> _Your objective_:
Search the records for the word "opentelemetry" and pick out every line that has it.

> _Supplied material_:
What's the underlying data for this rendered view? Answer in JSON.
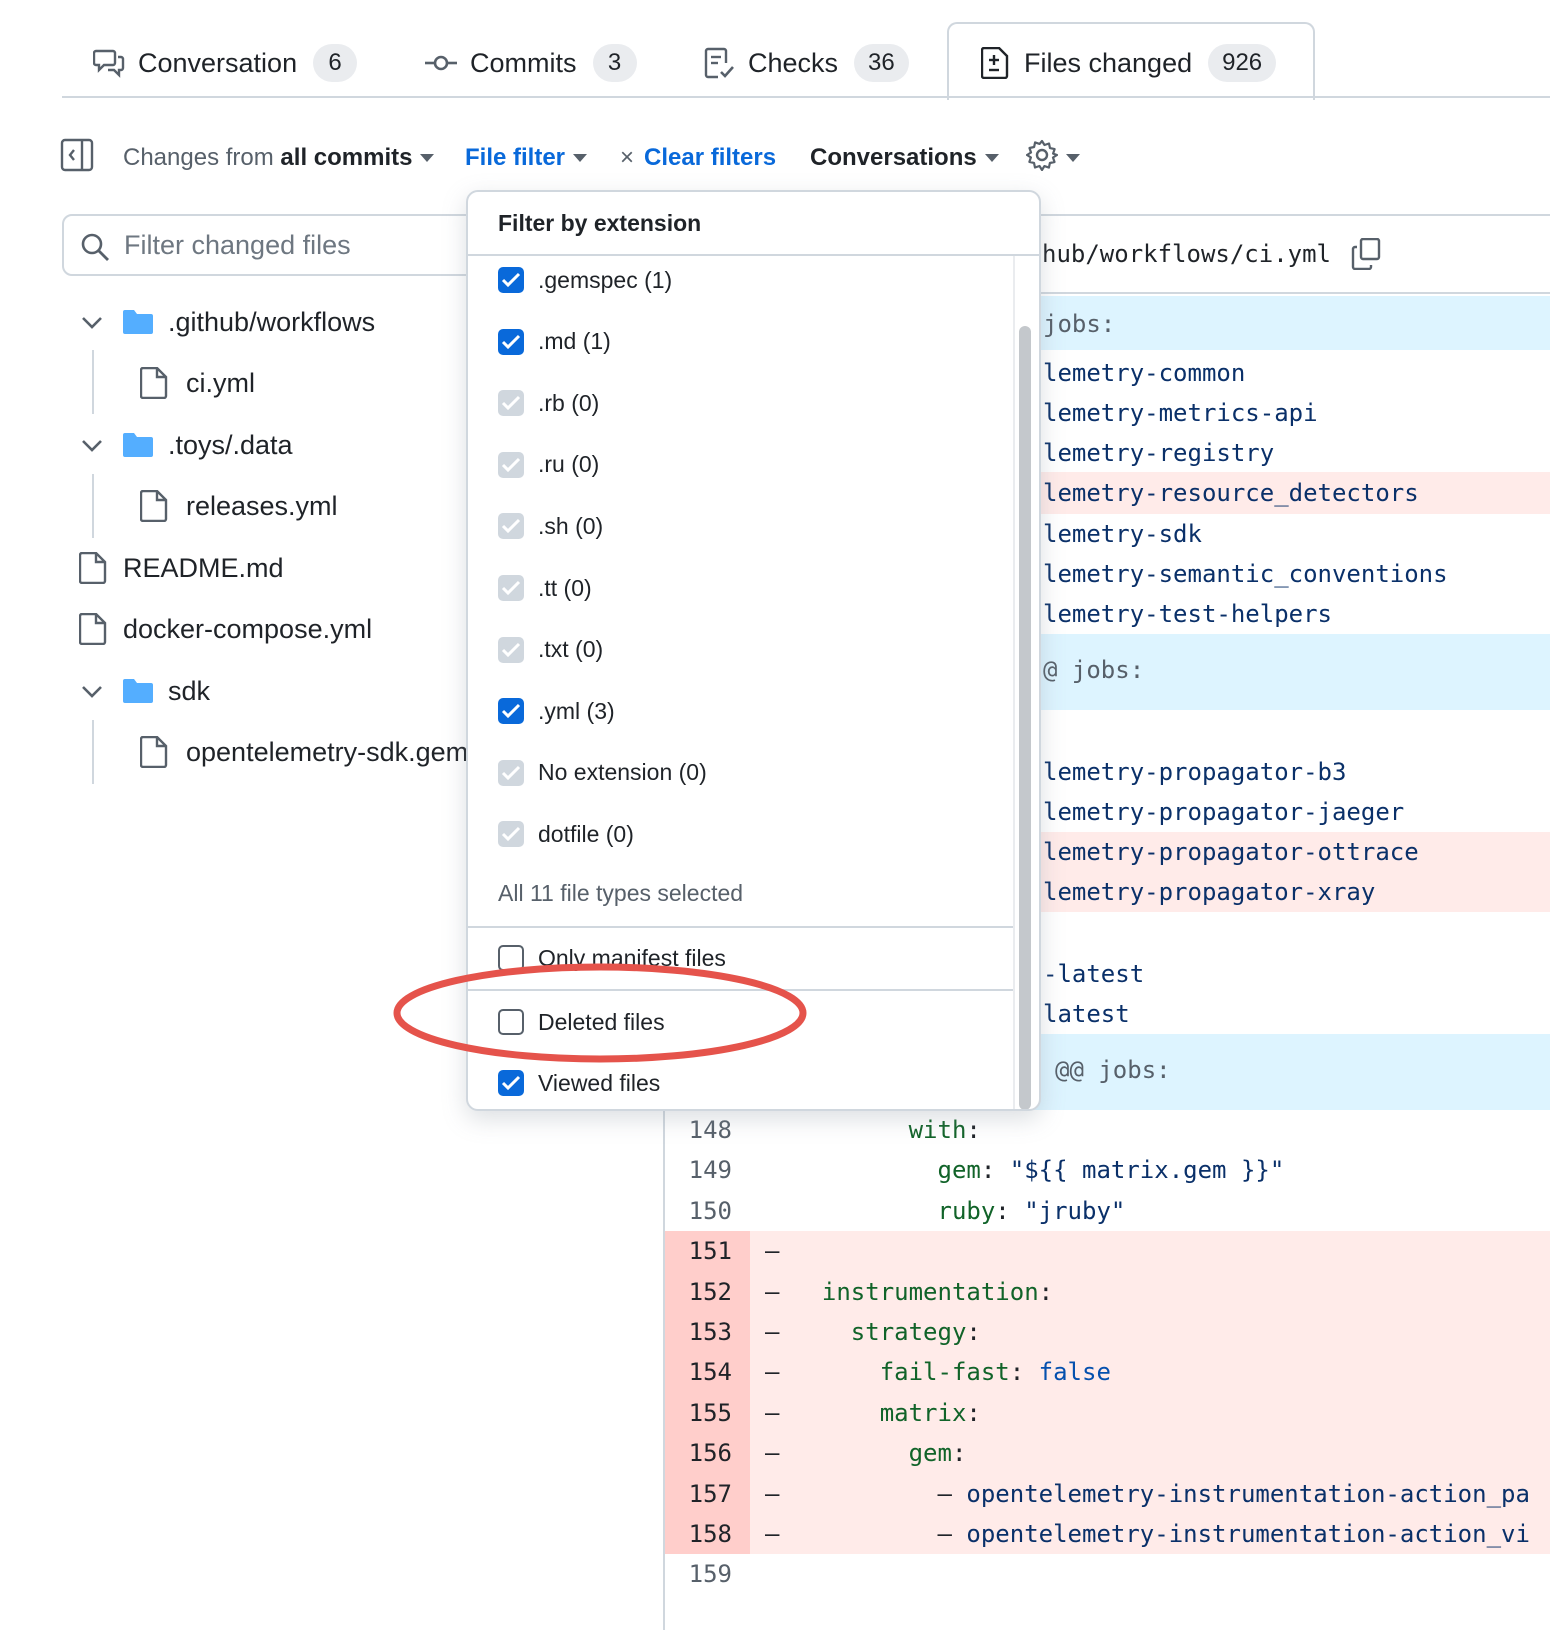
{
  "tabs": [
    {
      "label": "Conversation",
      "count": "6",
      "icon": "comment-discussion-icon"
    },
    {
      "label": "Commits",
      "count": "3",
      "icon": "git-commit-icon"
    },
    {
      "label": "Checks",
      "count": "36",
      "icon": "checklist-icon"
    },
    {
      "label": "Files changed",
      "count": "926",
      "icon": "file-diff-icon"
    }
  ],
  "toolbar": {
    "changes_prefix": "Changes from",
    "changes_value": "all commits",
    "file_filter": "File filter",
    "clear_filters": "Clear filters",
    "conversations": "Conversations"
  },
  "search": {
    "placeholder": "Filter changed files"
  },
  "tree": [
    {
      "label": ".github/workflows",
      "type": "folder"
    },
    {
      "label": "ci.yml",
      "type": "file"
    },
    {
      "label": ".toys/.data",
      "type": "folder"
    },
    {
      "label": "releases.yml",
      "type": "file"
    },
    {
      "label": "README.md",
      "type": "file"
    },
    {
      "label": "docker-compose.yml",
      "type": "file"
    },
    {
      "label": "sdk",
      "type": "folder"
    },
    {
      "label": "opentelemetry-sdk.gemspec",
      "type": "file"
    }
  ],
  "code_header": {
    "path": "hub/workflows/ci.yml"
  },
  "code_lines": [
    {
      "kind": "hunk",
      "num": "",
      "text": "jobs:"
    },
    {
      "kind": "ctx",
      "num": "",
      "text": "lemetry-common"
    },
    {
      "kind": "ctx",
      "num": "",
      "text": "lemetry-metrics-api"
    },
    {
      "kind": "ctx",
      "num": "",
      "text": "lemetry-registry"
    },
    {
      "kind": "delsoft",
      "num": "",
      "text": "lemetry-resource_detectors"
    },
    {
      "kind": "ctx",
      "num": "",
      "text": "lemetry-sdk"
    },
    {
      "kind": "ctx",
      "num": "",
      "text": "lemetry-semantic_conventions"
    },
    {
      "kind": "ctx",
      "num": "",
      "text": "lemetry-test-helpers"
    },
    {
      "kind": "hunk",
      "num": "",
      "text": "@ jobs:"
    },
    {
      "kind": "ctx",
      "num": "",
      "text": "lemetry-propagator-b3"
    },
    {
      "kind": "ctx",
      "num": "",
      "text": "lemetry-propagator-jaeger"
    },
    {
      "kind": "delsoft",
      "num": "",
      "text": "lemetry-propagator-ottrace"
    },
    {
      "kind": "delsoft",
      "num": "",
      "text": "lemetry-propagator-xray"
    },
    {
      "kind": "ctx",
      "num": "",
      "text": "-latest"
    },
    {
      "kind": "ctx",
      "num": "",
      "text": "latest"
    },
    {
      "kind": "hunk",
      "num": "",
      "text": "@@ jobs:"
    }
  ],
  "numbered_lines": [
    {
      "num": "148",
      "sign": "",
      "indent": "        ",
      "key": "with",
      "rest": ":",
      "val": ""
    },
    {
      "num": "149",
      "sign": "",
      "indent": "          ",
      "key": "gem",
      "rest": ": ",
      "val": "\"${{ matrix.gem }}\""
    },
    {
      "num": "150",
      "sign": "",
      "indent": "          ",
      "key": "ruby",
      "rest": ": ",
      "val": "\"jruby\""
    },
    {
      "num": "151",
      "sign": "–",
      "indent": "",
      "key": "",
      "rest": "",
      "val": ""
    },
    {
      "num": "152",
      "sign": "–",
      "indent": "  ",
      "key": "instrumentation",
      "rest": ":",
      "val": ""
    },
    {
      "num": "153",
      "sign": "–",
      "indent": "    ",
      "key": "strategy",
      "rest": ":",
      "val": ""
    },
    {
      "num": "154",
      "sign": "–",
      "indent": "      ",
      "key": "fail-fast",
      "rest": ": ",
      "val": "false"
    },
    {
      "num": "155",
      "sign": "–",
      "indent": "      ",
      "key": "matrix",
      "rest": ":",
      "val": ""
    },
    {
      "num": "156",
      "sign": "–",
      "indent": "        ",
      "key": "gem",
      "rest": ":",
      "val": ""
    },
    {
      "num": "157",
      "sign": "–",
      "indent": "          ",
      "key": "",
      "rest": "– ",
      "val": "opentelemetry-instrumentation-action_pa"
    },
    {
      "num": "158",
      "sign": "–",
      "indent": "          ",
      "key": "",
      "rest": "– ",
      "val": "opentelemetry-instrumentation-action_vi"
    },
    {
      "num": "159",
      "sign": "",
      "indent": "",
      "key": "",
      "rest": "",
      "val": ""
    }
  ],
  "dropdown": {
    "title": "Filter by extension",
    "options": [
      {
        "label": ".gemspec (1)",
        "state": "on"
      },
      {
        "label": ".md (1)",
        "state": "on"
      },
      {
        "label": ".rb (0)",
        "state": "dis"
      },
      {
        "label": ".ru (0)",
        "state": "dis"
      },
      {
        "label": ".sh (0)",
        "state": "dis"
      },
      {
        "label": ".tt (0)",
        "state": "dis"
      },
      {
        "label": ".txt (0)",
        "state": "dis"
      },
      {
        "label": ".yml (3)",
        "state": "on"
      },
      {
        "label": "No extension (0)",
        "state": "dis"
      },
      {
        "label": "dotfile (0)",
        "state": "dis"
      }
    ],
    "summary": "All 11 file types selected",
    "manifest": "Only manifest files",
    "deleted": "Deleted files",
    "viewed": "Viewed files"
  },
  "colors": {
    "accent": "#0969da",
    "highlight_ring": "#e5534b",
    "deleted_bg": "#ffebe9",
    "hunk_bg": "#ddf4ff"
  }
}
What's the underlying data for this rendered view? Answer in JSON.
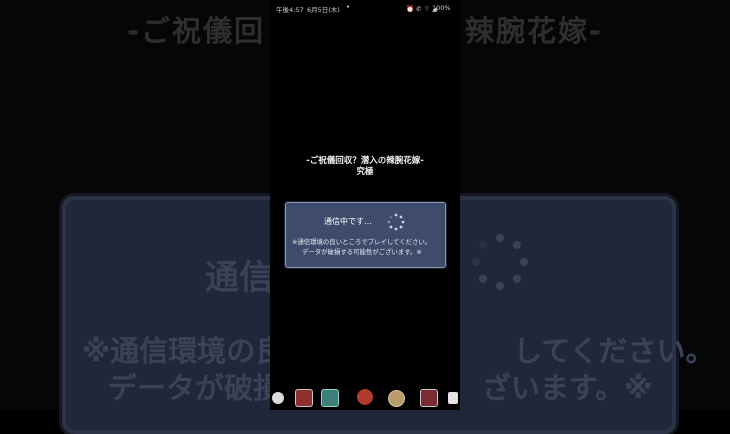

> _Task result_:
      "label": "opentelemetry-sdk.gemspec",
      "val": "opentelemetry-instrumentation-action_pa"
      "val": "opentelemetry-instrumentation-action_vi"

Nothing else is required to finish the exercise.